> _INPUT_:
= = =

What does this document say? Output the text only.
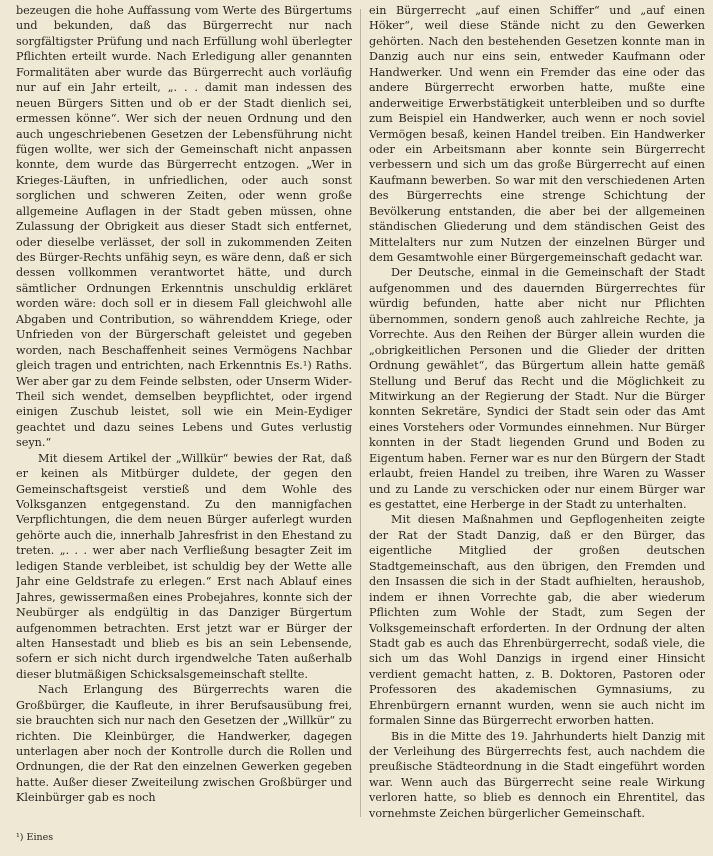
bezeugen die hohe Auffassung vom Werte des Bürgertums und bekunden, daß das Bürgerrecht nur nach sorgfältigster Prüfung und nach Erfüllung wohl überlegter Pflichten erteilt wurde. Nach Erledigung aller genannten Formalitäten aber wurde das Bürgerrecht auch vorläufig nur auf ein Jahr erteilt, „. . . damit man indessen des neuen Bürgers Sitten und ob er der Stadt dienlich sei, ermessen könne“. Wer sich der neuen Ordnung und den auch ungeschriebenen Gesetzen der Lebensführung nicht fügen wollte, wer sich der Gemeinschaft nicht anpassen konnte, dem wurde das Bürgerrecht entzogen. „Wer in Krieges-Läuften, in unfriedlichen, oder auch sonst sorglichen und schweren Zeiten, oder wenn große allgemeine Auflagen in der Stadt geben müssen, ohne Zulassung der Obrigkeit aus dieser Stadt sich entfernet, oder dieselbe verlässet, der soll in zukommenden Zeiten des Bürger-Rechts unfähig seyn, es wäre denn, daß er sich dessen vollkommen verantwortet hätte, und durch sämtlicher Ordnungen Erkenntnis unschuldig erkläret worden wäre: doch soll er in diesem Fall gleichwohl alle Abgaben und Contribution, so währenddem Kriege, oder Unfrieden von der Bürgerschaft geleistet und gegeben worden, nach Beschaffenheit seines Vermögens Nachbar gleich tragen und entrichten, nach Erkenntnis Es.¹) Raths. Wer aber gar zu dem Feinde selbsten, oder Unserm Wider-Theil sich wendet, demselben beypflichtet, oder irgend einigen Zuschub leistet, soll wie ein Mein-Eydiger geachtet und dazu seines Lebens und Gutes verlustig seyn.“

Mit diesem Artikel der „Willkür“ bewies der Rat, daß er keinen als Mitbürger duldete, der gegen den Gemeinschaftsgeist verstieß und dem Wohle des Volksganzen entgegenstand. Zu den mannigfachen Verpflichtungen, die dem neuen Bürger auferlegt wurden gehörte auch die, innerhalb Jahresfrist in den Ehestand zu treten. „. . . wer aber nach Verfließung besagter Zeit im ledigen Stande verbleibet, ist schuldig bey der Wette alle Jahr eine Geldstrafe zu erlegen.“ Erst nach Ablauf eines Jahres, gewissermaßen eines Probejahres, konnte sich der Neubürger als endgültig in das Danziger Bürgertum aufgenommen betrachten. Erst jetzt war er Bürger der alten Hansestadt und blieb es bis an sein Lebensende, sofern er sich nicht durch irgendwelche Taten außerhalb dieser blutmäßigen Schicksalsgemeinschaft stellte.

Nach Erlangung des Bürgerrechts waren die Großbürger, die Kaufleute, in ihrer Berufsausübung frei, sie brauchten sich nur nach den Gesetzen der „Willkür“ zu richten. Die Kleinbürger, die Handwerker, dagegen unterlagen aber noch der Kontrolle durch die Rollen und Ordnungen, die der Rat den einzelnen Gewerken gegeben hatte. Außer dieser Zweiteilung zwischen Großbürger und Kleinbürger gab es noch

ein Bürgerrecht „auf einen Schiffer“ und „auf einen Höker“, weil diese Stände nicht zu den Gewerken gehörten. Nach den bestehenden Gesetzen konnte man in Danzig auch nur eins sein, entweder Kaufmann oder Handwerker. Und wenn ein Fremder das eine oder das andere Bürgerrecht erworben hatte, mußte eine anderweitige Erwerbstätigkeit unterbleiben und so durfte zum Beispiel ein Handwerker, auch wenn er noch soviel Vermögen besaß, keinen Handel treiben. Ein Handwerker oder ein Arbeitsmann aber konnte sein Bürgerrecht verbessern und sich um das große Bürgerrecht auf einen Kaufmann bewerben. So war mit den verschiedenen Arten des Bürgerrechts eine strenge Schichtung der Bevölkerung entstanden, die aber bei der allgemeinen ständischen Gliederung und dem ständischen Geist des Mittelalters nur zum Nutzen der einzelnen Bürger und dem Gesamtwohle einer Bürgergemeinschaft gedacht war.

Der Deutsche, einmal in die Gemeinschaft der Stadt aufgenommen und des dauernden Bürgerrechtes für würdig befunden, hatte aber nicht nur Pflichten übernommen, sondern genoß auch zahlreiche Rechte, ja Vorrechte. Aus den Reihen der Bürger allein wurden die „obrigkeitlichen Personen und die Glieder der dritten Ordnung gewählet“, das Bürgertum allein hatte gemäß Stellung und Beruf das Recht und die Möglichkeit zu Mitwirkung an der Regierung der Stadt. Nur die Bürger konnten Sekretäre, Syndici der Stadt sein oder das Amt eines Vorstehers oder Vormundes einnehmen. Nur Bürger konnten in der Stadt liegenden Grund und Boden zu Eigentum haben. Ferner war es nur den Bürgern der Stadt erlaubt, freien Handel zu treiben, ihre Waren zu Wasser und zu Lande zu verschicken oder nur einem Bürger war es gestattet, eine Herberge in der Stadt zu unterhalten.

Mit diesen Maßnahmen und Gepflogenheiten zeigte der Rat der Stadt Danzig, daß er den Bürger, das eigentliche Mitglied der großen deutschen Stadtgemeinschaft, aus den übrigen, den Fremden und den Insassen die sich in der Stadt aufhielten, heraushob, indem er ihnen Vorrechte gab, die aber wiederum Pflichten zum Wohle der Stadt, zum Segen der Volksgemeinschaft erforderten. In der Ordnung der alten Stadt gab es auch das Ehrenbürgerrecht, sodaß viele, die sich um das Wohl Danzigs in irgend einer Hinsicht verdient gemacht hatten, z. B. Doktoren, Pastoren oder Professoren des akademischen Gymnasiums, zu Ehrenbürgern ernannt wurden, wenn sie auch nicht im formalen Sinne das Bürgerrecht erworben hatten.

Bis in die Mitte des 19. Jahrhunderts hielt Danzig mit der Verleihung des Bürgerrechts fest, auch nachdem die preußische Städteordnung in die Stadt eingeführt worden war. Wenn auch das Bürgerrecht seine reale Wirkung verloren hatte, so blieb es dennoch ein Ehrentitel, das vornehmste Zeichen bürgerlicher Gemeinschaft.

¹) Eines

= = =

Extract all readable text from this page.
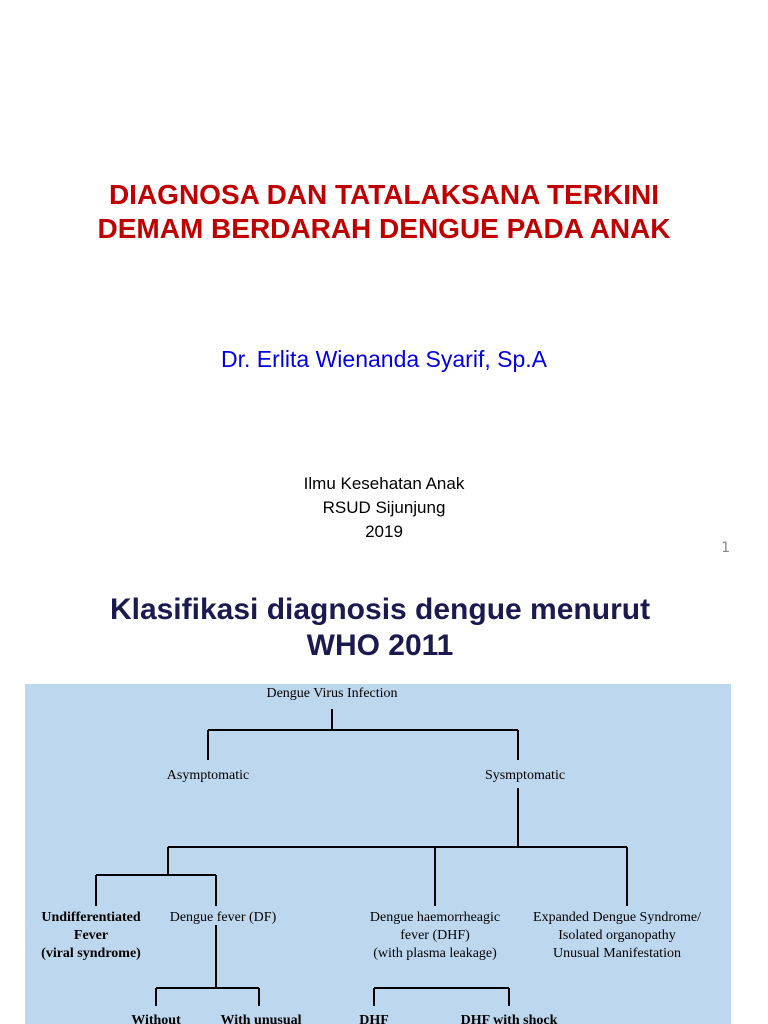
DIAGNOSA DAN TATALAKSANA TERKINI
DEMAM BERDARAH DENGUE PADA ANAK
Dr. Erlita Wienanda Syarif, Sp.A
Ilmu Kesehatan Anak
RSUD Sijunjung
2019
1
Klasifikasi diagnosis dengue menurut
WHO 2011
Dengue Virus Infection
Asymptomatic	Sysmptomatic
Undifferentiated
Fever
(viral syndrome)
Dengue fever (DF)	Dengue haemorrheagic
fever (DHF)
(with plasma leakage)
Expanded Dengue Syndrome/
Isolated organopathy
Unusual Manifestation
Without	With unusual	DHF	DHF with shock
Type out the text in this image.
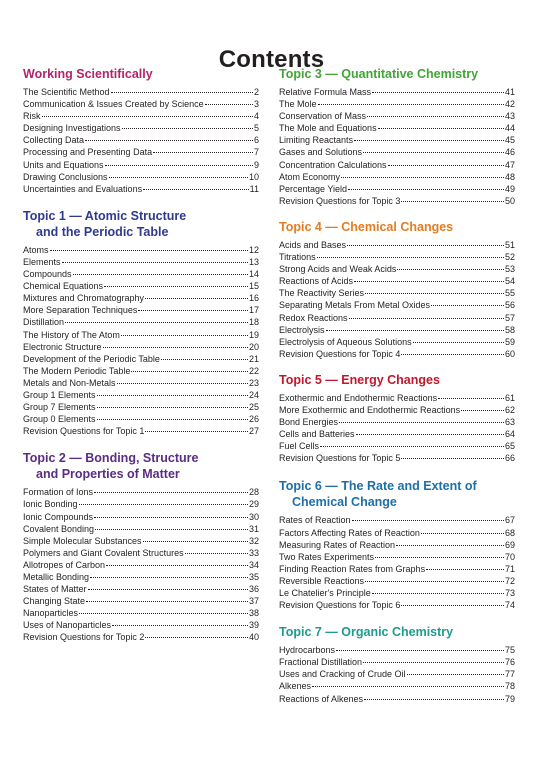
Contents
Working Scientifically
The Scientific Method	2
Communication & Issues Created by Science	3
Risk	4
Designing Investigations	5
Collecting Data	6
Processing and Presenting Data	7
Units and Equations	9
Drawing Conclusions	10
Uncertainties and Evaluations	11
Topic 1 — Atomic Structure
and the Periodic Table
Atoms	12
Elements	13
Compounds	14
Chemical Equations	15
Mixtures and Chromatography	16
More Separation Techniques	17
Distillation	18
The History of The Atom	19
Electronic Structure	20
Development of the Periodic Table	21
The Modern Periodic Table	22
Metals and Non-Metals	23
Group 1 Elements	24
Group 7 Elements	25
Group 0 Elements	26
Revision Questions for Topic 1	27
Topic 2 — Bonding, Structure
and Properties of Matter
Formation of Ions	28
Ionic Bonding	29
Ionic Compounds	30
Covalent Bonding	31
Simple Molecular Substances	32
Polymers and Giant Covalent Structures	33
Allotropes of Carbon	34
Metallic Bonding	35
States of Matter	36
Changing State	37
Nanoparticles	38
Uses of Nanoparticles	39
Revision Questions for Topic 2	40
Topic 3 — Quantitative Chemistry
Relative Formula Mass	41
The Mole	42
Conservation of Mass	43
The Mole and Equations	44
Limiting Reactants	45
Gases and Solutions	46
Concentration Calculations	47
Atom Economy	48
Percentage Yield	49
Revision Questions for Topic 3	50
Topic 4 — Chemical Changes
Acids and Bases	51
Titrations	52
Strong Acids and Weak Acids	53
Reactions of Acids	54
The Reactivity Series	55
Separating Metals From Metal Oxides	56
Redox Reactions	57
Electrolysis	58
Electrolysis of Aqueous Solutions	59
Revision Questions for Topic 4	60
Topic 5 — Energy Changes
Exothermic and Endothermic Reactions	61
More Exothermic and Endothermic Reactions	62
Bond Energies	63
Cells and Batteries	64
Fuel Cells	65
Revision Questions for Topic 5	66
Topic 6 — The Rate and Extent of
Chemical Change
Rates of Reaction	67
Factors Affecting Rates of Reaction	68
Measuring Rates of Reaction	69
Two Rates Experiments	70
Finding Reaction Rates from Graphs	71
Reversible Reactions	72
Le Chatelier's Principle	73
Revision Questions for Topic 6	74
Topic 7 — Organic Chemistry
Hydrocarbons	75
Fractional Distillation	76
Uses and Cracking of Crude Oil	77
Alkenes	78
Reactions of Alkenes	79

= = =

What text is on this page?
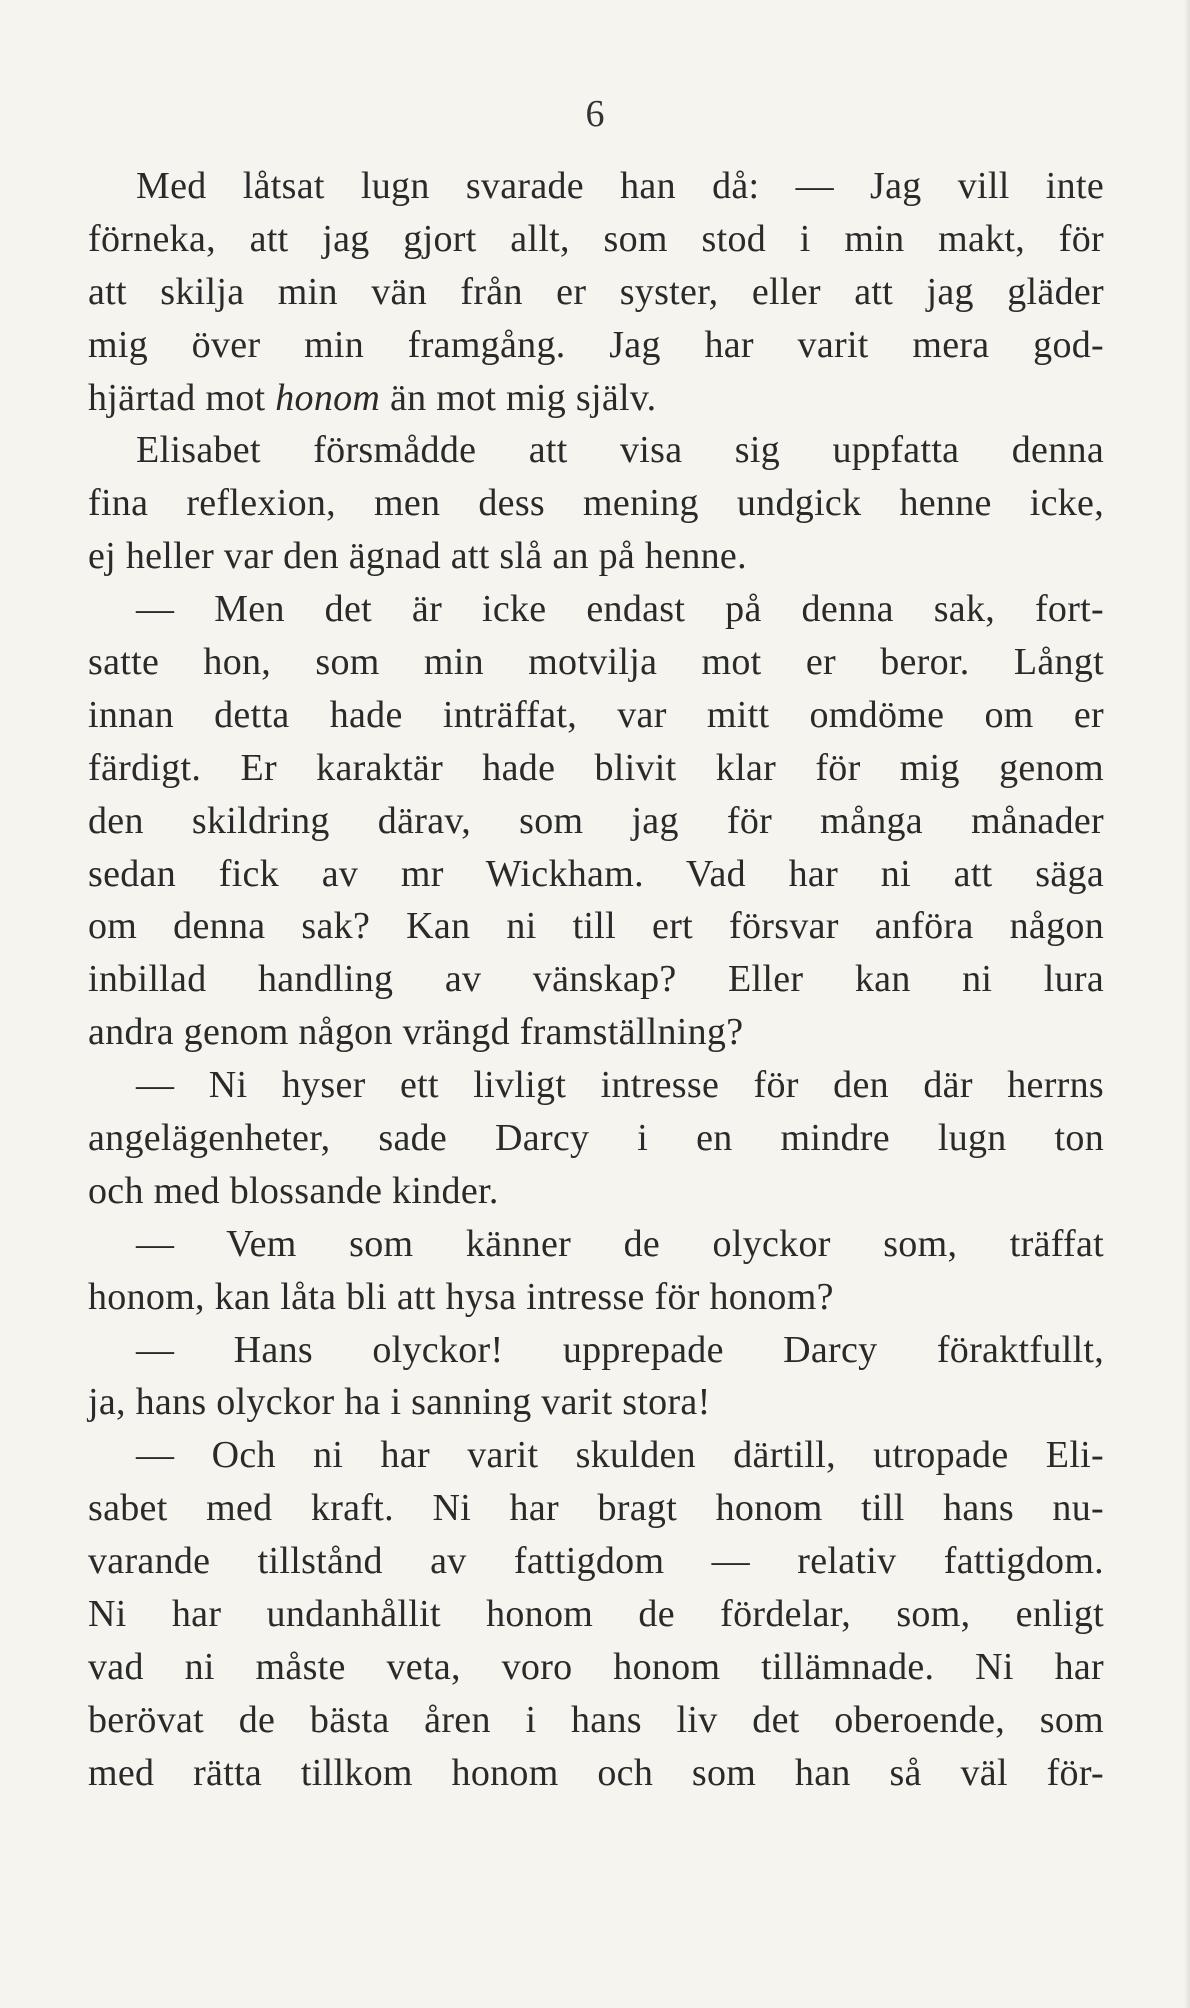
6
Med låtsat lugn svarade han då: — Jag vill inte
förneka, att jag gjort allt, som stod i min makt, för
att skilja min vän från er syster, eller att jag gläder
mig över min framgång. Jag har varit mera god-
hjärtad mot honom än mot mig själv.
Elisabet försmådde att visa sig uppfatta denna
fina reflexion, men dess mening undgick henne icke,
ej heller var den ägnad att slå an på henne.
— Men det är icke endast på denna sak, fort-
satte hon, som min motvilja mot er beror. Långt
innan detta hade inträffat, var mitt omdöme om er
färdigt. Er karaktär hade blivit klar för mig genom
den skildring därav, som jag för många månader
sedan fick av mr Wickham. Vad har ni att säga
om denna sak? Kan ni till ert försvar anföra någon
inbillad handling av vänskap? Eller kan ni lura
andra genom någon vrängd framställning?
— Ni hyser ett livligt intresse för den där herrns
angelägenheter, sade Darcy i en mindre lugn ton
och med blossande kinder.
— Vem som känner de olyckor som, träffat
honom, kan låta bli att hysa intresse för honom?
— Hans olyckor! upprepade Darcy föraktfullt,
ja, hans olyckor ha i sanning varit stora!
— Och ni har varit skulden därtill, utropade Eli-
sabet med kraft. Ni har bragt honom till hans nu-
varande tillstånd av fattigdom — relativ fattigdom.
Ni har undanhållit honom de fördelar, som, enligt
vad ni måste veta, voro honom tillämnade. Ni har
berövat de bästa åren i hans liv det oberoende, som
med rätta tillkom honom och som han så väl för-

= = =

> _THE TASK_: Find and copy each line of the listing above that holds the word "Rates".

> _RESPONSE_:
Rates of Reaction	67
Factors Affecting Rates of Reaction	68
Measuring Rates of Reaction	69
Two Rates Experiments	70
Finding Reaction Rates from Graphs	71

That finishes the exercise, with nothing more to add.